[Data entries]
--- START ---
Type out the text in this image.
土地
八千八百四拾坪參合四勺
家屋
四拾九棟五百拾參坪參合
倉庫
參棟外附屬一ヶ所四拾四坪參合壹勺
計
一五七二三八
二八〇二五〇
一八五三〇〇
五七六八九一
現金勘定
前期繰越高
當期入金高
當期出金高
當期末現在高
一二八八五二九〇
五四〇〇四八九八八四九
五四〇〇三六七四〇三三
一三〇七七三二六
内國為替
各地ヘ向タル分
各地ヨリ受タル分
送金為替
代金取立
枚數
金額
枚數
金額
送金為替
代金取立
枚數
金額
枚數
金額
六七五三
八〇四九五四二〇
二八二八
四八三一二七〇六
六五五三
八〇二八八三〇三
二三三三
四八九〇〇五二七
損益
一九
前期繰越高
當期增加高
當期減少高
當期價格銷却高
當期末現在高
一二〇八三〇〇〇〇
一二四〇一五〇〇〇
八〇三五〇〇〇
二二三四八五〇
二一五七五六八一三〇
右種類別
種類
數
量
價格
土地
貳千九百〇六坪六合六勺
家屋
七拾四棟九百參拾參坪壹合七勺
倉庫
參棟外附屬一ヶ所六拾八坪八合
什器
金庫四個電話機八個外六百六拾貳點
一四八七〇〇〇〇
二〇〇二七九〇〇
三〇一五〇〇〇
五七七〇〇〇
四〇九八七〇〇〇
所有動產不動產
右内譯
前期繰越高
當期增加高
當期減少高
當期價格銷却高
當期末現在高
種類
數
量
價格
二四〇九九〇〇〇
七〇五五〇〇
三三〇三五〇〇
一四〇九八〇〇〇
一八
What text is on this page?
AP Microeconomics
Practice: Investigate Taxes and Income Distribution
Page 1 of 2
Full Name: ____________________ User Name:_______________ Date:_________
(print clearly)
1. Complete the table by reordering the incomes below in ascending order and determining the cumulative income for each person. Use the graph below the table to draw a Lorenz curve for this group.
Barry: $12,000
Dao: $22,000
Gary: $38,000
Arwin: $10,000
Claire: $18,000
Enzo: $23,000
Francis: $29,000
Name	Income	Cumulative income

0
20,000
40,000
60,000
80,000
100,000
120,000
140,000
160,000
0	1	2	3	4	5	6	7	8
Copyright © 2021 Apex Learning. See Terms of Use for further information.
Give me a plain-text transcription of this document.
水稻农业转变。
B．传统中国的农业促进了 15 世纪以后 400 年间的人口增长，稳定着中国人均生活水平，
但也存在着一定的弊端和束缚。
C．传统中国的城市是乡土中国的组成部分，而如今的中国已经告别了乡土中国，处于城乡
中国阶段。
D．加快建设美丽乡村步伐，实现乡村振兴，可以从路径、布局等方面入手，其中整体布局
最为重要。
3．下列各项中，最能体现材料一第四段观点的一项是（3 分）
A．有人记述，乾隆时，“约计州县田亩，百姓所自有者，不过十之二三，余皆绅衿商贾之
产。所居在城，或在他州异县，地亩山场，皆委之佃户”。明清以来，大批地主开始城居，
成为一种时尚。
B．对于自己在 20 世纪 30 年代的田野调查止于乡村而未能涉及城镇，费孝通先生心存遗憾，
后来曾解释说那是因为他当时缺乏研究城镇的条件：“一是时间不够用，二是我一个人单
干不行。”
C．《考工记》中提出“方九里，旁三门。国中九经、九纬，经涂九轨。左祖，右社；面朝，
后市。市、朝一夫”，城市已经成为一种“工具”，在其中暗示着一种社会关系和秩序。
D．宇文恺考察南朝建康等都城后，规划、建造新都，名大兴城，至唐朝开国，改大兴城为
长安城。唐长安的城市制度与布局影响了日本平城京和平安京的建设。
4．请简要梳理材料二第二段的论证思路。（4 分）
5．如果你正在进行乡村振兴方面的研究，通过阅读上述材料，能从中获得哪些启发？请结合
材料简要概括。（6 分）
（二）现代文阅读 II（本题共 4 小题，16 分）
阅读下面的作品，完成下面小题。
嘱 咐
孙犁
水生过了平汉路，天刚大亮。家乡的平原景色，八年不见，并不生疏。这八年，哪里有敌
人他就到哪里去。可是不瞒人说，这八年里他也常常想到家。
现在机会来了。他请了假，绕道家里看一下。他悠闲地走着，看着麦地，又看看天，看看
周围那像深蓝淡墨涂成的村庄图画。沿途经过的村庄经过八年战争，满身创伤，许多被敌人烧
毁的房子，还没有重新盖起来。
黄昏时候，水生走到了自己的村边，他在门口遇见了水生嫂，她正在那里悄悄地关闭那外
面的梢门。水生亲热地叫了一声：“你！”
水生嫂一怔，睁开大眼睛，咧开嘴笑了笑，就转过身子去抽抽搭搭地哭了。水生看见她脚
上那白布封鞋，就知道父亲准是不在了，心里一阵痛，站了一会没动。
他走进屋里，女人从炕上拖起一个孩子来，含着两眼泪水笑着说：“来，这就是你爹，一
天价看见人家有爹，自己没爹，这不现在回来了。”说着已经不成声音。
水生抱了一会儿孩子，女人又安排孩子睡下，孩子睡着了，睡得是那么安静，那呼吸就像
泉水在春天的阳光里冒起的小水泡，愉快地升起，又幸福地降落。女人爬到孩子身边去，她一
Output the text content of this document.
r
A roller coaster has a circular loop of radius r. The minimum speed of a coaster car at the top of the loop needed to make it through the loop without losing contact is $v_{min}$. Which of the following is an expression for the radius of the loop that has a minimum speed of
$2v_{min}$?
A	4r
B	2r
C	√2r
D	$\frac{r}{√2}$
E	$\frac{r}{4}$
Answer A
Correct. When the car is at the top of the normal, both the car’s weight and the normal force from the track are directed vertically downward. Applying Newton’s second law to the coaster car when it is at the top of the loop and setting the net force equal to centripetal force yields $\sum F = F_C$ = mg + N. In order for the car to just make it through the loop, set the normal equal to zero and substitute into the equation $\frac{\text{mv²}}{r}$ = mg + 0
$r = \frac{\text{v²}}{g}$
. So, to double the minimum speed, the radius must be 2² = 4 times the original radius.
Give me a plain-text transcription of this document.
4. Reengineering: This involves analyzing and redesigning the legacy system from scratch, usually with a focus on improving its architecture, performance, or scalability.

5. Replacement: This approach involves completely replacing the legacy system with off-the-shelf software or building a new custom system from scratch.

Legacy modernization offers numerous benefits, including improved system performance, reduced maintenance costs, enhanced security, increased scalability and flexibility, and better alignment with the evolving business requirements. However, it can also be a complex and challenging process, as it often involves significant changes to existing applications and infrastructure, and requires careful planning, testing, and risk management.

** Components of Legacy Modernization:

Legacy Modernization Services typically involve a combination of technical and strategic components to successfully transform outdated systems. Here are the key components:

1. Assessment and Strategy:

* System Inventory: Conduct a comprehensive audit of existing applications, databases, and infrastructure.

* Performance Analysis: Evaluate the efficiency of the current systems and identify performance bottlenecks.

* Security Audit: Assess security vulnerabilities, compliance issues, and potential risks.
--- END ---
> Given exercise
Write out every line of the material again, exactly as it reads.

> Exercise result
Type out the text in this image.
土地
八千八百四拾坪參合四勺
家屋
四拾九棟五百拾參坪參合
倉庫
參棟外附屬一ヶ所四拾四坪參合壹勺
計
一五七二三八
二八〇二五〇
一八五三〇〇
五七六八九一
現金勘定
前期繰越高
當期入金高
當期出金高
當期末現在高
一二八八五二九〇
五四〇〇四八九八八四九
五四〇〇三六七四〇三三
一三〇七七三二六
内國為替
各地ヘ向タル分
各地ヨリ受タル分
送金為替
代金取立
枚數
金額
枚數
金額
送金為替
代金取立
枚數
金額
枚數
金額
六七五三
八〇四九五四二〇
二八二八
四八三一二七〇六
六五五三
八〇二八八三〇三
二三三三
四八九〇〇五二七
損益
一九
前期繰越高
當期增加高
當期減少高
當期價格銷却高
當期末現在高
一二〇八三〇〇〇〇
一二四〇一五〇〇〇
八〇三五〇〇〇
二二三四八五〇
二一五七五六八一三〇
右種類別
種類
數
量
價格
土地
貳千九百〇六坪六合六勺
家屋
七拾四棟九百參拾參坪壹合七勺
倉庫
參棟外附屬一ヶ所六拾八坪八合
什器
金庫四個電話機八個外六百六拾貳點
一四八七〇〇〇〇
二〇〇二七九〇〇
三〇一五〇〇〇
五七七〇〇〇
四〇九八七〇〇〇
所有動產不動產
右内譯
前期繰越高
當期增加高
當期減少高
當期價格銷却高
當期末現在高
種類
數
量
價格
二四〇九九〇〇〇
七〇五五〇〇
三三〇三五〇〇
一四〇九八〇〇〇
一八
What text is on this page?
AP Microeconomics
Practice: Investigate Taxes and Income Distribution
Page 1 of 2
Full Name: ____________________ User Name:_______________ Date:_________
(print clearly)
1. Complete the table by reordering the incomes below in ascending order and determining the cumulative income for each person. Use the graph below the table to draw a Lorenz curve for this group.
Barry: $12,000
Dao: $22,000
Gary: $38,000
Arwin: $10,000
Claire: $18,000
Enzo: $23,000
Francis: $29,000
Name	Income	Cumulative income

0
20,000
40,000
60,000
80,000
100,000
120,000
140,000
160,000
0	1	2	3	4	5	6	7	8
Copyright © 2021 Apex Learning. See Terms of Use for further information.
Give me a plain-text transcription of this document.
水稻农业转变。
B．传统中国的农业促进了 15 世纪以后 400 年间的人口增长，稳定着中国人均生活水平，
但也存在着一定的弊端和束缚。
C．传统中国的城市是乡土中国的组成部分，而如今的中国已经告别了乡土中国，处于城乡
中国阶段。
D．加快建设美丽乡村步伐，实现乡村振兴，可以从路径、布局等方面入手，其中整体布局
最为重要。
3．下列各项中，最能体现材料一第四段观点的一项是（3 分）
A．有人记述，乾隆时，“约计州县田亩，百姓所自有者，不过十之二三，余皆绅衿商贾之
产。所居在城，或在他州异县，地亩山场，皆委之佃户”。明清以来，大批地主开始城居，
成为一种时尚。
B．对于自己在 20 世纪 30 年代的田野调查止于乡村而未能涉及城镇，费孝通先生心存遗憾，
后来曾解释说那是因为他当时缺乏研究城镇的条件：“一是时间不够用，二是我一个人单
干不行。”
C．《考工记》中提出“方九里，旁三门。国中九经、九纬，经涂九轨。左祖，右社；面朝，
后市。市、朝一夫”，城市已经成为一种“工具”，在其中暗示着一种社会关系和秩序。
D．宇文恺考察南朝建康等都城后，规划、建造新都，名大兴城，至唐朝开国，改大兴城为
长安城。唐长安的城市制度与布局影响了日本平城京和平安京的建设。
4．请简要梳理材料二第二段的论证思路。（4 分）
5．如果你正在进行乡村振兴方面的研究，通过阅读上述材料，能从中获得哪些启发？请结合
材料简要概括。（6 分）
（二）现代文阅读 II（本题共 4 小题，16 分）
阅读下面的作品，完成下面小题。
嘱 咐
孙犁
水生过了平汉路，天刚大亮。家乡的平原景色，八年不见，并不生疏。这八年，哪里有敌
人他就到哪里去。可是不瞒人说，这八年里他也常常想到家。
现在机会来了。他请了假，绕道家里看一下。他悠闲地走着，看着麦地，又看看天，看看
周围那像深蓝淡墨涂成的村庄图画。沿途经过的村庄经过八年战争，满身创伤，许多被敌人烧
毁的房子，还没有重新盖起来。
黄昏时候，水生走到了自己的村边，他在门口遇见了水生嫂，她正在那里悄悄地关闭那外
面的梢门。水生亲热地叫了一声：“你！”
水生嫂一怔，睁开大眼睛，咧开嘴笑了笑，就转过身子去抽抽搭搭地哭了。水生看见她脚
上那白布封鞋，就知道父亲准是不在了，心里一阵痛，站了一会没动。
他走进屋里，女人从炕上拖起一个孩子来，含着两眼泪水笑着说：“来，这就是你爹，一
天价看见人家有爹，自己没爹，这不现在回来了。”说着已经不成声音。
水生抱了一会儿孩子，女人又安排孩子睡下，孩子睡着了，睡得是那么安静，那呼吸就像
泉水在春天的阳光里冒起的小水泡，愉快地升起，又幸福地降落。女人爬到孩子身边去，她一
Output the text content of this document.
r
A roller coaster has a circular loop of radius r. The minimum speed of a coaster car at the top of the loop needed to make it through the loop without losing contact is $v_{min}$. Which of the following is an expression for the radius of the loop that has a minimum speed of
$2v_{min}$?
A	4r
B	2r
C	√2r
D	$\frac{r}{√2}$
E	$\frac{r}{4}$
Answer A
Correct. When the car is at the top of the normal, both the car’s weight and the normal force from the track are directed vertically downward. Applying Newton’s second law to the coaster car when it is at the top of the loop and setting the net force equal to centripetal force yields $\sum F = F_C$ = mg + N. In order for the car to just make it through the loop, set the normal equal to zero and substitute into the equation $\frac{\text{mv²}}{r}$ = mg + 0
$r = \frac{\text{v²}}{g}$
. So, to double the minimum speed, the radius must be 2² = 4 times the original radius.
Give me a plain-text transcription of this document.
4. Reengineering: This involves analyzing and redesigning the legacy system from scratch, usually with a focus on improving its architecture, performance, or scalability.

5. Replacement: This approach involves completely replacing the legacy system with off-the-shelf software or building a new custom system from scratch.

Legacy modernization offers numerous benefits, including improved system performance, reduced maintenance costs, enhanced security, increased scalability and flexibility, and better alignment with the evolving business requirements. However, it can also be a complex and challenging process, as it often involves significant changes to existing applications and infrastructure, and requires careful planning, testing, and risk management.

** Components of Legacy Modernization:

Legacy Modernization Services typically involve a combination of technical and strategic components to successfully transform outdated systems. Here are the key components:

1. Assessment and Strategy:

* System Inventory: Conduct a comprehensive audit of existing applications, databases, and infrastructure.

* Performance Analysis: Evaluate the efficiency of the current systems and identify performance bottlenecks.

* Security Audit: Assess security vulnerabilities, compliance issues, and potential risks.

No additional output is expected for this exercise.